TASK GOAL >> Your task is to repeat all of the material exactly.

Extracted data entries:
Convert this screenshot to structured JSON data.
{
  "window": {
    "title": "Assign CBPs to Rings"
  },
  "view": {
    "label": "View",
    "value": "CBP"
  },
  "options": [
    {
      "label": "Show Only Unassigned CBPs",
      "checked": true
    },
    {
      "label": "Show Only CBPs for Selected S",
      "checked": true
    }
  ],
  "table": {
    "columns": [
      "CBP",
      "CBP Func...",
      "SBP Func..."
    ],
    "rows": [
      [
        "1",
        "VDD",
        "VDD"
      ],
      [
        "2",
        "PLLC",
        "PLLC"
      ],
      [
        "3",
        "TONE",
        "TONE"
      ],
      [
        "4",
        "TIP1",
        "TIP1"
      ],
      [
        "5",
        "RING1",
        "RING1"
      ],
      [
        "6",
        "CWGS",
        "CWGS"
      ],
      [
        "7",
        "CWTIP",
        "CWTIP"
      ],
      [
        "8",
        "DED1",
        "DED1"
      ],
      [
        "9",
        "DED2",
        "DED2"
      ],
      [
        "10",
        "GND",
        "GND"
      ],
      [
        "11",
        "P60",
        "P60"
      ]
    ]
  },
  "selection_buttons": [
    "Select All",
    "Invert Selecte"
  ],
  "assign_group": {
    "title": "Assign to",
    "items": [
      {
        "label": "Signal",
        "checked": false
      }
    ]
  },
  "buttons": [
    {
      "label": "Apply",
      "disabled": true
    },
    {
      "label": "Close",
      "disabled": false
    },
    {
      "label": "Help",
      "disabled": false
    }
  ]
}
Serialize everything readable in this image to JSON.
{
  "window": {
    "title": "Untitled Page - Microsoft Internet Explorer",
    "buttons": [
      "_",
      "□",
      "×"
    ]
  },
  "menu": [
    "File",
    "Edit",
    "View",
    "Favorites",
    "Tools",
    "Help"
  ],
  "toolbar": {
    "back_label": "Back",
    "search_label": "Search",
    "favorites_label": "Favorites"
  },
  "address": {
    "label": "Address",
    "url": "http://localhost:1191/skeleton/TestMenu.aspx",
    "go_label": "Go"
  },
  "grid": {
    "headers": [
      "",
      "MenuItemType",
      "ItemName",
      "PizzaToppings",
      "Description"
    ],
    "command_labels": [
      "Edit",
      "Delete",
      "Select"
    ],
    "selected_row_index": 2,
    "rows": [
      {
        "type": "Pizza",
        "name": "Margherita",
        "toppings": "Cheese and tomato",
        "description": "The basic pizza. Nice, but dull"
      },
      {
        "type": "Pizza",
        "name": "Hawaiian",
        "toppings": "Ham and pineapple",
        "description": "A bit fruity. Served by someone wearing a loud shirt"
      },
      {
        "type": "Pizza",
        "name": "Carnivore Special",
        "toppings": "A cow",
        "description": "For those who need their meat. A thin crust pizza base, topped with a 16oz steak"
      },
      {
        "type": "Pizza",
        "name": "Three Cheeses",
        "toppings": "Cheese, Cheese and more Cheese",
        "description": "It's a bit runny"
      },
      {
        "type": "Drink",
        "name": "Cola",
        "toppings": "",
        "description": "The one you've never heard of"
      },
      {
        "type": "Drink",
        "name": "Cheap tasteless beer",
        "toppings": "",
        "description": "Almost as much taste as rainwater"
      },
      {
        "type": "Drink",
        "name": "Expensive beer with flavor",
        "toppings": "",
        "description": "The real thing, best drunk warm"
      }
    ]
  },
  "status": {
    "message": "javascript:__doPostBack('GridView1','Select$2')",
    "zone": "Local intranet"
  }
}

ANSWER IN FULL >>
Convert this screenshot to structured JSON data.
{
  "window": {
    "title": "Assign CBPs to Rings"
  },
  "view": {
    "label": "View",
    "value": "CBP"
  },
  "options": [
    {
      "label": "Show Only Unassigned CBPs",
      "checked": true
    },
    {
      "label": "Show Only CBPs for Selected S",
      "checked": true
    }
  ],
  "table": {
    "columns": [
      "CBP",
      "CBP Func...",
      "SBP Func..."
    ],
    "rows": [
      [
        "1",
        "VDD",
        "VDD"
      ],
      [
        "2",
        "PLLC",
        "PLLC"
      ],
      [
        "3",
        "TONE",
        "TONE"
      ],
      [
        "4",
        "TIP1",
        "TIP1"
      ],
      [
        "5",
        "RING1",
        "RING1"
      ],
      [
        "6",
        "CWGS",
        "CWGS"
      ],
      [
        "7",
        "CWTIP",
        "CWTIP"
      ],
      [
        "8",
        "DED1",
        "DED1"
      ],
      [
        "9",
        "DED2",
        "DED2"
      ],
      [
        "10",
        "GND",
        "GND"
      ],
      [
        "11",
        "P60",
        "P60"
      ]
    ]
  },
  "selection_buttons": [
    "Select All",
    "Invert Selecte"
  ],
  "assign_group": {
    "title": "Assign to",
    "items": [
      {
        "label": "Signal",
        "checked": false
      }
    ]
  },
  "buttons": [
    {
      "label": "Apply",
      "disabled": true
    },
    {
      "label": "Close",
      "disabled": false
    },
    {
      "label": "Help",
      "disabled": false
    }
  ]
}
Serialize everything readable in this image to JSON.
{
  "window": {
    "title": "Untitled Page - Microsoft Internet Explorer",
    "buttons": [
      "_",
      "□",
      "×"
    ]
  },
  "menu": [
    "File",
    "Edit",
    "View",
    "Favorites",
    "Tools",
    "Help"
  ],
  "toolbar": {
    "back_label": "Back",
    "search_label": "Search",
    "favorites_label": "Favorites"
  },
  "address": {
    "label": "Address",
    "url": "http://localhost:1191/skeleton/TestMenu.aspx",
    "go_label": "Go"
  },
  "grid": {
    "headers": [
      "",
      "MenuItemType",
      "ItemName",
      "PizzaToppings",
      "Description"
    ],
    "command_labels": [
      "Edit",
      "Delete",
      "Select"
    ],
    "selected_row_index": 2,
    "rows": [
      {
        "type": "Pizza",
        "name": "Margherita",
        "toppings": "Cheese and tomato",
        "description": "The basic pizza. Nice, but dull"
      },
      {
        "type": "Pizza",
        "name": "Hawaiian",
        "toppings": "Ham and pineapple",
        "description": "A bit fruity. Served by someone wearing a loud shirt"
      },
      {
        "type": "Pizza",
        "name": "Carnivore Special",
        "toppings": "A cow",
        "description": "For those who need their meat. A thin crust pizza base, topped with a 16oz steak"
      },
      {
        "type": "Pizza",
        "name": "Three Cheeses",
        "toppings": "Cheese, Cheese and more Cheese",
        "description": "It's a bit runny"
      },
      {
        "type": "Drink",
        "name": "Cola",
        "toppings": "",
        "description": "The one you've never heard of"
      },
      {
        "type": "Drink",
        "name": "Cheap tasteless beer",
        "toppings": "",
        "description": "Almost as much taste as rainwater"
      },
      {
        "type": "Drink",
        "name": "Expensive beer with flavor",
        "toppings": "",
        "description": "The real thing, best drunk warm"
      }
    ]
  },
  "status": {
    "message": "javascript:__doPostBack('GridView1','Select$2')",
    "zone": "Local intranet"
  }
}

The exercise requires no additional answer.